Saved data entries
'''

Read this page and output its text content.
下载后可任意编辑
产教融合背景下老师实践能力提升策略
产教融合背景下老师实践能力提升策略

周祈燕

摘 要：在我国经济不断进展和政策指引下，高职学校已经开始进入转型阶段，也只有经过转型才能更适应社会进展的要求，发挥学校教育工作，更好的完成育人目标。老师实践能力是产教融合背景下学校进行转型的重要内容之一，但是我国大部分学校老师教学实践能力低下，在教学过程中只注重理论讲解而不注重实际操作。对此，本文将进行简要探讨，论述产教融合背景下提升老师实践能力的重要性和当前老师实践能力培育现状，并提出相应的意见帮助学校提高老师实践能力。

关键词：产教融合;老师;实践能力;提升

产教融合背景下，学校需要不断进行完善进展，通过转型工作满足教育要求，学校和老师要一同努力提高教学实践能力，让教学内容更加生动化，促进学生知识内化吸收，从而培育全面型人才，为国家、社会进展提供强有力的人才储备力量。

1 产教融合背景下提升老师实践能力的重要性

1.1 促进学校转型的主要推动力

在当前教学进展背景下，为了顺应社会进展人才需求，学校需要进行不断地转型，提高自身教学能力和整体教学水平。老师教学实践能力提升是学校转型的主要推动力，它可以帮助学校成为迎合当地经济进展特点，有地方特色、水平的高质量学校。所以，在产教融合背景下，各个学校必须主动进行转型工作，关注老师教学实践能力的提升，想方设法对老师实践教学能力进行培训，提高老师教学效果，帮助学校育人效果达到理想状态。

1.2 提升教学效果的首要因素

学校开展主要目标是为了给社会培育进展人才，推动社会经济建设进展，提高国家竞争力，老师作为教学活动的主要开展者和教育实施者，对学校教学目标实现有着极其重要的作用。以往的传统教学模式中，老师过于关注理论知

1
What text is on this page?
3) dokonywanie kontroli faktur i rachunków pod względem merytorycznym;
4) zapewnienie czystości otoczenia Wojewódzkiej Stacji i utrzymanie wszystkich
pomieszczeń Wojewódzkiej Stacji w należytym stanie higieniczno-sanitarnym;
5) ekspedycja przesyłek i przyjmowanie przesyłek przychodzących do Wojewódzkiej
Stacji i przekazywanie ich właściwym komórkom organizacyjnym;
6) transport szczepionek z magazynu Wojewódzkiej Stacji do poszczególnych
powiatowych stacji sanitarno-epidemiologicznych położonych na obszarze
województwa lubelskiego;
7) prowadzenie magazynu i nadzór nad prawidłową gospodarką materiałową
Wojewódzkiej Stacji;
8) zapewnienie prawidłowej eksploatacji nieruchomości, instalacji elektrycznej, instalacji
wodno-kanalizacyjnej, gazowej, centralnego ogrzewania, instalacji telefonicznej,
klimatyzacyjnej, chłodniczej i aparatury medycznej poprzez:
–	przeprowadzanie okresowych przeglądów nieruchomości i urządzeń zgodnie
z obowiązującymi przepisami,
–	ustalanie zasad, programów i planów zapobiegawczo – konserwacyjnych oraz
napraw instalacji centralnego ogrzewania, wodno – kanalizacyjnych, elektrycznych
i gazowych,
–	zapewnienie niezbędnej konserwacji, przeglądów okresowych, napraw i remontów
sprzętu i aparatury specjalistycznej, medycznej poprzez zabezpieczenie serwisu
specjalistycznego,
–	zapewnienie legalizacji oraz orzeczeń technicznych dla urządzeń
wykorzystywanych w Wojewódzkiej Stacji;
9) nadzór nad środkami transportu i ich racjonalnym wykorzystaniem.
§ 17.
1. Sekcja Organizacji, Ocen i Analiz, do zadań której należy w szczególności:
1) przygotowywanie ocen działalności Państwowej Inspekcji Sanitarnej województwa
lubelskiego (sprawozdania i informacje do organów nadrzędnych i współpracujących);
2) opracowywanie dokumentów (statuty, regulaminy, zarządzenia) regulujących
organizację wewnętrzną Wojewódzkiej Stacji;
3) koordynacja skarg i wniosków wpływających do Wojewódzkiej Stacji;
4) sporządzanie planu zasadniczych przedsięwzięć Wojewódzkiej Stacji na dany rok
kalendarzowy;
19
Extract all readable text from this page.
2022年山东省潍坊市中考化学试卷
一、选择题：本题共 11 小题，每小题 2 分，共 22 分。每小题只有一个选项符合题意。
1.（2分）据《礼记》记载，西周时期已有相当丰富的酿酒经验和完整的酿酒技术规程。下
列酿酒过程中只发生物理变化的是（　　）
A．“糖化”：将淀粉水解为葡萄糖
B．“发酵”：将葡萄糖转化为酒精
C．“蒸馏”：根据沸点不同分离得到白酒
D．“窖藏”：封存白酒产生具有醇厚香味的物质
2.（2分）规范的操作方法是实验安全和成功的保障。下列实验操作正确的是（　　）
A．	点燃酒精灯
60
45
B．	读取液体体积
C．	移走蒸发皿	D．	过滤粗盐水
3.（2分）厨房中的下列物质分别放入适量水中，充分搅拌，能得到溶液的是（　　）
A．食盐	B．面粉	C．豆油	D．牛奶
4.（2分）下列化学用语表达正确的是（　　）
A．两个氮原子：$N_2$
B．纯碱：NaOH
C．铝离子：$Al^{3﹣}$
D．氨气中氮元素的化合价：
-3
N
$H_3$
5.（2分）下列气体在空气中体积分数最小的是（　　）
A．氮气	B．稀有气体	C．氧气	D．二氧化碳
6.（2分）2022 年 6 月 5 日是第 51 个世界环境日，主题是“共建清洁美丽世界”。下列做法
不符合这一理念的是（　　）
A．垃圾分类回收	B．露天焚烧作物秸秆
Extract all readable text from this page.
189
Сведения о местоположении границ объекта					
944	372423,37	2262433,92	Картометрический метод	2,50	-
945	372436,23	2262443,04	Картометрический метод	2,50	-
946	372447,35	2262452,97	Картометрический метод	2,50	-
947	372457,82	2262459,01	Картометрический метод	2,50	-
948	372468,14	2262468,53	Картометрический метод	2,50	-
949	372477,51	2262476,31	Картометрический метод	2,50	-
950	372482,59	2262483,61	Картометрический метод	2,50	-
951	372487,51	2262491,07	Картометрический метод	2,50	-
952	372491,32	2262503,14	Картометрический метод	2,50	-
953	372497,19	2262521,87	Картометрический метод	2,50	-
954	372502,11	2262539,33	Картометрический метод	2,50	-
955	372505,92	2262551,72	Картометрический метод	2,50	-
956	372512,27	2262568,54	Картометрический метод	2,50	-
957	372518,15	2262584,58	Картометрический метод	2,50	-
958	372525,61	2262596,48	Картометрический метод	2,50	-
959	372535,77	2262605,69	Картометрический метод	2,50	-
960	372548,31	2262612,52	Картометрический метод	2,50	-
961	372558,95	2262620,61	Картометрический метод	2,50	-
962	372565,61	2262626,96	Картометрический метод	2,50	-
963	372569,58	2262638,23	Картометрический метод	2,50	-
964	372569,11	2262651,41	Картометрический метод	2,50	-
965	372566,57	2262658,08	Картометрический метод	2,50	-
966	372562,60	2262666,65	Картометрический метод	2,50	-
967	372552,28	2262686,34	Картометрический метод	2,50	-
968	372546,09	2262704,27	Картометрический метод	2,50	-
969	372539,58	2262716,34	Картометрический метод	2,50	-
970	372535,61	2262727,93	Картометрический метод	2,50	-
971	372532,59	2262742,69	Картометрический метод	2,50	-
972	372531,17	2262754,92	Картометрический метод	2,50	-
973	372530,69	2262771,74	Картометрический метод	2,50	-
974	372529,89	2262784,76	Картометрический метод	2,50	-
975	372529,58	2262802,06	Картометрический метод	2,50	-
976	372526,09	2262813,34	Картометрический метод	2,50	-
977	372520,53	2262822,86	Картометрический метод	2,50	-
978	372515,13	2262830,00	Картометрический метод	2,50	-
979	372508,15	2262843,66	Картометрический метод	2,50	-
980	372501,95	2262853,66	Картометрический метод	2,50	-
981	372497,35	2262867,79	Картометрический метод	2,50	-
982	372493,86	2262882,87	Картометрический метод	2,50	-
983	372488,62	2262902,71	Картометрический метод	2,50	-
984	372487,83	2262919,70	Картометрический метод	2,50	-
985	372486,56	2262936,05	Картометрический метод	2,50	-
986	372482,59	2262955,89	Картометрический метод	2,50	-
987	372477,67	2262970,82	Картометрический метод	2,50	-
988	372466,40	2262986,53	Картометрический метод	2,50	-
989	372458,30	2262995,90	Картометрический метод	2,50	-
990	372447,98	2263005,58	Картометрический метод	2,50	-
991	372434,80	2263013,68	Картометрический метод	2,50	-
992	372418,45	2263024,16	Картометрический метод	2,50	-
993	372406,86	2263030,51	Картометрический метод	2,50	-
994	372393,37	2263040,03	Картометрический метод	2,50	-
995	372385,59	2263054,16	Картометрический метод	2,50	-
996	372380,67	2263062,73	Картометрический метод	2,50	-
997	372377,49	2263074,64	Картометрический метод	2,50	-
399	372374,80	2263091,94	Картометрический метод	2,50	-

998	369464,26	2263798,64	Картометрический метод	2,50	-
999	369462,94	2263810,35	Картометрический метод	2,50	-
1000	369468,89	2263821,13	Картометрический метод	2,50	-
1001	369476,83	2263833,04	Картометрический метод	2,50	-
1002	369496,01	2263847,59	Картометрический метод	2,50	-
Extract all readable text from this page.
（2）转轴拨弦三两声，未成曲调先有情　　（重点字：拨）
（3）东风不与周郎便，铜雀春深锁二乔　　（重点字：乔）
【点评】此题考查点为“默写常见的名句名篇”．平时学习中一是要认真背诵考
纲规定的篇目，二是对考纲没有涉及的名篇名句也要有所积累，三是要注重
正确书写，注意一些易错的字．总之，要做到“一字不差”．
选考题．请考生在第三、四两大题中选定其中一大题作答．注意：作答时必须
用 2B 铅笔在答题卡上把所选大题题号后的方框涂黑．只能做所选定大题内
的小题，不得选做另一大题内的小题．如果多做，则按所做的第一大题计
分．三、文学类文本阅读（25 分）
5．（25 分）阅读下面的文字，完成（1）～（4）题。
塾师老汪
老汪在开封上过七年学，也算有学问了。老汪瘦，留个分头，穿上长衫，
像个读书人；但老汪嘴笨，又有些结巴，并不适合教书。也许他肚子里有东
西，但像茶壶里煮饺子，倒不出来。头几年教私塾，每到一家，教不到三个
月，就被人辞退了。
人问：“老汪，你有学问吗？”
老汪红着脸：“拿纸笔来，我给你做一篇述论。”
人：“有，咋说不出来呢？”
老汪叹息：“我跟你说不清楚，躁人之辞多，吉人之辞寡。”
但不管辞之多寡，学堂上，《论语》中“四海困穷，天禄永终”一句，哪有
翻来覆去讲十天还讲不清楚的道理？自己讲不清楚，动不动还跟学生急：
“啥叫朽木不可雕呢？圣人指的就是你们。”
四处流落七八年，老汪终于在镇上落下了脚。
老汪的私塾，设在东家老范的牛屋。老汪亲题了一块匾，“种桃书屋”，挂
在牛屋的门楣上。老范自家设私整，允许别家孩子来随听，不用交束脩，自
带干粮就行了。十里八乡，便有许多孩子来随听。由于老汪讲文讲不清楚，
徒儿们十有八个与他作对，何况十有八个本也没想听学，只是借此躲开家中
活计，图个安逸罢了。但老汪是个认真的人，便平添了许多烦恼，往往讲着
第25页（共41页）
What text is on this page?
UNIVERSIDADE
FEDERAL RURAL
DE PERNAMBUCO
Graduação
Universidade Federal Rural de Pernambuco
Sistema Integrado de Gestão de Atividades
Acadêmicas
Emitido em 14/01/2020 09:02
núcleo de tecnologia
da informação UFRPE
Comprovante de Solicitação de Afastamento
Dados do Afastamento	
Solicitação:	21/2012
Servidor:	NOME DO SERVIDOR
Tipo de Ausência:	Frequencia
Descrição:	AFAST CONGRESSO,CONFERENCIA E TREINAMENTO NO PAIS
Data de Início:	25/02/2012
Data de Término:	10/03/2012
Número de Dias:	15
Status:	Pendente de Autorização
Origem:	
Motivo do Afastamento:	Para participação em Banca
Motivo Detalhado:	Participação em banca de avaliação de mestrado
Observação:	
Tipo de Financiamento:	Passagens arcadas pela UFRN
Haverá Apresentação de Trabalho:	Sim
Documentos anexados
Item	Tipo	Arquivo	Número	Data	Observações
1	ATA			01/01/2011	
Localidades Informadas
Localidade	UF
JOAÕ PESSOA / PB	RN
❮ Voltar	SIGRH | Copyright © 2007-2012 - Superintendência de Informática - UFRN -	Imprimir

'''

[Objective]
Of the lines in this listing, report how many contain the string "medycznej", and give the number only.

[Response]
2